■ **DATA LISTING**
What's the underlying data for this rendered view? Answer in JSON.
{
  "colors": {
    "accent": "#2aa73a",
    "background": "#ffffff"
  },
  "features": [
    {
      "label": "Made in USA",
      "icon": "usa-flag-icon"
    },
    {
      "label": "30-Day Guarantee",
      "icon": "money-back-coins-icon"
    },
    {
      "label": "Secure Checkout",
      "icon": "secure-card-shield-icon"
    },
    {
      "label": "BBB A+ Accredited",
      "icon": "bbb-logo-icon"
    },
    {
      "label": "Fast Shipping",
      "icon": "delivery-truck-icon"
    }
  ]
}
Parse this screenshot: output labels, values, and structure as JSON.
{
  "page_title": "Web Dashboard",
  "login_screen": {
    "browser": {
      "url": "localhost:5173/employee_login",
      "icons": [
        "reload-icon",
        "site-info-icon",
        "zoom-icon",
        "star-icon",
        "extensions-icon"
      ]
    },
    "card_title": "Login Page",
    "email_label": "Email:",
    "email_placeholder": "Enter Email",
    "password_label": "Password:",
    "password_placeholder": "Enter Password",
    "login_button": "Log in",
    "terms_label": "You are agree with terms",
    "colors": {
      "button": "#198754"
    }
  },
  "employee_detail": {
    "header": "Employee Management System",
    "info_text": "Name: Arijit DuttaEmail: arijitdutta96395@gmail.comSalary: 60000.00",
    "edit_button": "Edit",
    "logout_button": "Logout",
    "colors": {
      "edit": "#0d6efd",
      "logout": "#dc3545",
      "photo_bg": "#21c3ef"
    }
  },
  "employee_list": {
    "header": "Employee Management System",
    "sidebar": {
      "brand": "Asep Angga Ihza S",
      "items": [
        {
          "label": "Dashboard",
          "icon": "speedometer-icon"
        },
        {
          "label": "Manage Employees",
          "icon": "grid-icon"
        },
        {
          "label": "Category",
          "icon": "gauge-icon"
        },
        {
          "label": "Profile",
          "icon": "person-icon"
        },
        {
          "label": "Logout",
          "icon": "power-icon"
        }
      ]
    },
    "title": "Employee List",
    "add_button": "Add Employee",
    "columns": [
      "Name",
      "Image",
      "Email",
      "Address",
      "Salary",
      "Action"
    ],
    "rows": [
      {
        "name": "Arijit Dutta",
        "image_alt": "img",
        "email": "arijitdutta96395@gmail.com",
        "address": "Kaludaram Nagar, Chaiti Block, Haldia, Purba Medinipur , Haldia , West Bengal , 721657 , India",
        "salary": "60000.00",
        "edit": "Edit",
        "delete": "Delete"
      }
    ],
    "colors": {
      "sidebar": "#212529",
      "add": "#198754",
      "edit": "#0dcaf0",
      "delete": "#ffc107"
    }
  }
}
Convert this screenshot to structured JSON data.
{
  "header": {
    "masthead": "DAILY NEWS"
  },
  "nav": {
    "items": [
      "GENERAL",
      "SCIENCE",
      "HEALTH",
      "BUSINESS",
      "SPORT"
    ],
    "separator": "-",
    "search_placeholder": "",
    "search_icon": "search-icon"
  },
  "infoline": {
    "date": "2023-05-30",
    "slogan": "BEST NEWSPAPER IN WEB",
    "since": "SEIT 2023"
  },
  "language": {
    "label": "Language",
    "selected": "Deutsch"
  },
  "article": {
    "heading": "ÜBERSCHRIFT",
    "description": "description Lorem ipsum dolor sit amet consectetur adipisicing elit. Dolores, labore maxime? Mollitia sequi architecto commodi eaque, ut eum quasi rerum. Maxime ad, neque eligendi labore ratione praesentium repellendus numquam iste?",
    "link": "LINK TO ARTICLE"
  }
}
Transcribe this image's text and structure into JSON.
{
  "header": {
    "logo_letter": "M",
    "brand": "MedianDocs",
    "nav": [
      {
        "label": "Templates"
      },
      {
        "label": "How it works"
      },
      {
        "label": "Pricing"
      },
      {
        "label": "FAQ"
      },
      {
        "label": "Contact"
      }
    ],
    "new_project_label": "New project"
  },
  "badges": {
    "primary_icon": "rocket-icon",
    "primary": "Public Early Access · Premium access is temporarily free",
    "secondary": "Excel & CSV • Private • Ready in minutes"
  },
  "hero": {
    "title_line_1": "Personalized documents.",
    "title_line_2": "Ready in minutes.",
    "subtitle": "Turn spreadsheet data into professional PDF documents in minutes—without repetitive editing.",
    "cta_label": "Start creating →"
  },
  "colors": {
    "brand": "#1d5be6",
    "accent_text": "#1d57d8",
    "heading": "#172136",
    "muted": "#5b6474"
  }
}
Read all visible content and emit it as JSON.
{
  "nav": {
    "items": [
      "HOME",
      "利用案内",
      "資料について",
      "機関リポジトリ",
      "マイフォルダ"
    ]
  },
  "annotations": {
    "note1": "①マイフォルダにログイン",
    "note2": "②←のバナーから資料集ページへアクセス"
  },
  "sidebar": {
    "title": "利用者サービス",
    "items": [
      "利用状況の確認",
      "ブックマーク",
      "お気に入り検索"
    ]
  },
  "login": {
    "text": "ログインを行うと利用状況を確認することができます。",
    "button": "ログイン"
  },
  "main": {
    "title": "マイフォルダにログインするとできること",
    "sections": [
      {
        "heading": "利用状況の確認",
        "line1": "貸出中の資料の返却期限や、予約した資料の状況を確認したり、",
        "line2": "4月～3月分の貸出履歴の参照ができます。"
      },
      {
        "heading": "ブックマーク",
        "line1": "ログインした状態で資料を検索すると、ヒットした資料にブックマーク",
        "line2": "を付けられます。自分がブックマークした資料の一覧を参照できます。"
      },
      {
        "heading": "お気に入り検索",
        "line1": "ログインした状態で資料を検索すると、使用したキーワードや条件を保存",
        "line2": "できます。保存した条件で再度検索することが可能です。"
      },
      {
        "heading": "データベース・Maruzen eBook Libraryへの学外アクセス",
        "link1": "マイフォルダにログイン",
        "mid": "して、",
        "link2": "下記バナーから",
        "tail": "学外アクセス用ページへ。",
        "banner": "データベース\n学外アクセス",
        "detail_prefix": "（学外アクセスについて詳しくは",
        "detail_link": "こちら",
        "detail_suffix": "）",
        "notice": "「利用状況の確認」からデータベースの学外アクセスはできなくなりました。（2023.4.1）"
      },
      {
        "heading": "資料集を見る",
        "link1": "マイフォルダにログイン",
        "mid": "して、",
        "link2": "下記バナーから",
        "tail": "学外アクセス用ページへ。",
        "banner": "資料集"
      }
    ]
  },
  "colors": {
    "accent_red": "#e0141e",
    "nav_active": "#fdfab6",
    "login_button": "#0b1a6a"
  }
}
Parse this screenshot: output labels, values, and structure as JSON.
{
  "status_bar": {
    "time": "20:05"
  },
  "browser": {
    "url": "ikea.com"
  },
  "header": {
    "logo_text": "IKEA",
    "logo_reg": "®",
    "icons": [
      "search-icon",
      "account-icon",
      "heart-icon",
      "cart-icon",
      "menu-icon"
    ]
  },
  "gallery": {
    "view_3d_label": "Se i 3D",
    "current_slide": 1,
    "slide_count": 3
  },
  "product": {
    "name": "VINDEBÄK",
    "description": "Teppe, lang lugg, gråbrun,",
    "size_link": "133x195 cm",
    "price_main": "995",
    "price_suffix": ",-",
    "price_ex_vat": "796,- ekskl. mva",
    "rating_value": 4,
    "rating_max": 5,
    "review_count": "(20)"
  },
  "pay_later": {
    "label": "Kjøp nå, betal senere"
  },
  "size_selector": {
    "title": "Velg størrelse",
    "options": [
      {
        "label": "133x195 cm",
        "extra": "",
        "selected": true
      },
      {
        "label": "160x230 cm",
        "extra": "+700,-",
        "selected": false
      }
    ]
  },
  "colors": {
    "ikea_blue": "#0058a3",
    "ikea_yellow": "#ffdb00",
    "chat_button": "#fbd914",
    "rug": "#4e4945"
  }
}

■ **OBJECTIVE**
Find every line in the records above that holds the word "documents", and copy each one.

■ **RESULT**
    "title_line_1": "Personalized documents.",
    "subtitle": "Turn spreadsheet data into professional PDF documents in minutes—without repetitive editing.",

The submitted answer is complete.